== Exercise text ==

DSA IC stands in solidarity with the Iranian people in their struggle for justice
The DSA International Committee stands in solidarity with women and working class people in Iran as they bravely fight twin pressures of government repression against social movements organizing for change, and a maximum pressure campaign by the U.S. to destabilize both state and society through immiseration and poverty. Far from being separate processes, a historical pattern of imperial coercion and foreign interference has undermined reform-oriented domestic forces and strengthened the positions of more reactionary elements, to the ongoing detriment of Iranian working class struggles and progressive movements.
On September 13th, 2022 Mahsa (Zhina) Amini, a 22-year-old Iranian woman of Kurdish descent, was detained by the Guidance Patrol in Tehran for allegedly “improper hijab” and died in police custody three days later. Evidence and reports indicate she was beaten and repudiate claims she died from natural causes. Her death due to the Guidance Patrol sparked an outpouring of protests against the government and its policies, including the enforcement of mandatory hijab and ill-treatment of ethnic minorities. The ongoing protests have seen many people, including student activists and labor union organizers, flood the streets echoing the rallying cry of “Zan, Zendegi, Azadi” (Farsi) and “Zhen, Zhian, Azadi” (Kurdish), or “Woman, Life, Freedom.” The Iranian government has responded through mass arrests, repression, and killings in an effort to quell the uprisings and deny the social and political rights demanded by protesters. The International Committee strongly condemns these actions by the Iranian government and stands with the people in Iran struggling for political, economic, and social change.

== Problem to solve ==
Please name the city where, according to the statement on Iran, the Guidance Patrol detained Mahsa (Zhina) Amini.

== Dataset extract ==

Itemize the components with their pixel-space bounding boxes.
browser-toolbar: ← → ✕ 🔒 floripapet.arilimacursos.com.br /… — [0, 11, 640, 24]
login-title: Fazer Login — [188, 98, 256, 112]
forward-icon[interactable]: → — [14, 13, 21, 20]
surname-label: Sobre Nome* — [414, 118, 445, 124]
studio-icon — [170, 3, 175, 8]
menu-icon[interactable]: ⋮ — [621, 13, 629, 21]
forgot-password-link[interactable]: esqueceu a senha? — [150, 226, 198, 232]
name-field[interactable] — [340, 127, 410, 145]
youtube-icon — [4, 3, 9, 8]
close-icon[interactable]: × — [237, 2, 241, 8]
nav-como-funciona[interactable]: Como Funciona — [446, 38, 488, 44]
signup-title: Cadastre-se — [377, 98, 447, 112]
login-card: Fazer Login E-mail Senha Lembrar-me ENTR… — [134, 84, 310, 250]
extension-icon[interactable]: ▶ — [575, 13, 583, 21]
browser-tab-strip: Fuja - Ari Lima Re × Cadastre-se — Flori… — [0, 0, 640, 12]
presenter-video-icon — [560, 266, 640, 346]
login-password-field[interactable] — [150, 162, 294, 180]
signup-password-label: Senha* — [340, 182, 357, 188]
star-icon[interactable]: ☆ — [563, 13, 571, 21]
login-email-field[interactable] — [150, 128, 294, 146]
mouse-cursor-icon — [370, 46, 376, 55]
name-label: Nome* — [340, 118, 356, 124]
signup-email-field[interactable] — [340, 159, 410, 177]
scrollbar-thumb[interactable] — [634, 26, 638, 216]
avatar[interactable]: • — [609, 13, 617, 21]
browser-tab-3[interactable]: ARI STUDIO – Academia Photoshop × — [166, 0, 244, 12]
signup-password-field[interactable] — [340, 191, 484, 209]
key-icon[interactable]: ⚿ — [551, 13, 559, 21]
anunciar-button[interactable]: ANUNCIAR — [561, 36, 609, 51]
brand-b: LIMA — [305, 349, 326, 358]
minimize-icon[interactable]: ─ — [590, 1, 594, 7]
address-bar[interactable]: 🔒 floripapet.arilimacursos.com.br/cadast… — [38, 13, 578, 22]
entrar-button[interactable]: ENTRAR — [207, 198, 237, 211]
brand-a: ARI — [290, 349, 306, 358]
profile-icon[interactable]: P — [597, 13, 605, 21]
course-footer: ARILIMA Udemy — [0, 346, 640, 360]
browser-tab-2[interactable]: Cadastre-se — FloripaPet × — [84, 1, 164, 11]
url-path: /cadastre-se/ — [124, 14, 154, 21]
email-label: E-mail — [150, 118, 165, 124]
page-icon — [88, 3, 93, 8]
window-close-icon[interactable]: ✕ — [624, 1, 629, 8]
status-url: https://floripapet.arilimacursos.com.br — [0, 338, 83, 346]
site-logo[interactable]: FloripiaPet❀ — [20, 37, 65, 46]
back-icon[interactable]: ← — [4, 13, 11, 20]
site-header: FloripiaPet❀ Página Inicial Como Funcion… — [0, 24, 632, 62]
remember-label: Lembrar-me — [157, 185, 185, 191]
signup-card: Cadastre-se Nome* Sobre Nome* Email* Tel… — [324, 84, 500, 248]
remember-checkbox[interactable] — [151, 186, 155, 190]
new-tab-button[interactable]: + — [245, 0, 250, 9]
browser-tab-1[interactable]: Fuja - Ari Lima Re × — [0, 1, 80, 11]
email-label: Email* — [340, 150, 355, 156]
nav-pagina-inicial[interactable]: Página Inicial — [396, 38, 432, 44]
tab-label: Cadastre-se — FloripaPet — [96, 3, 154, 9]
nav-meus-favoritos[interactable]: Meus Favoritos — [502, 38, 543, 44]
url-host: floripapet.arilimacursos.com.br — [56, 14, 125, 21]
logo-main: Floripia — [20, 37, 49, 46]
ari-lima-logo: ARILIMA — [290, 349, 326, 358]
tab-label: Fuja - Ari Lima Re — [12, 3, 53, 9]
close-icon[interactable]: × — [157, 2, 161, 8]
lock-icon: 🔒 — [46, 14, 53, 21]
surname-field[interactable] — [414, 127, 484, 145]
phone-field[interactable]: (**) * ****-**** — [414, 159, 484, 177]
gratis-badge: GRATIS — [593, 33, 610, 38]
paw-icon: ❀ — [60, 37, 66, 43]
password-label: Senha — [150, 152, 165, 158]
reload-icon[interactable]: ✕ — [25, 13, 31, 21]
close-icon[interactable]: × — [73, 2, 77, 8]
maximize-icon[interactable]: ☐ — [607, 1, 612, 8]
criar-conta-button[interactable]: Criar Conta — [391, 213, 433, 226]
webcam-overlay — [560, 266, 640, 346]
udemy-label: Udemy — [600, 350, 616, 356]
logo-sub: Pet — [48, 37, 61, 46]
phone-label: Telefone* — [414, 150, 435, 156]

== Output below ==
Tehran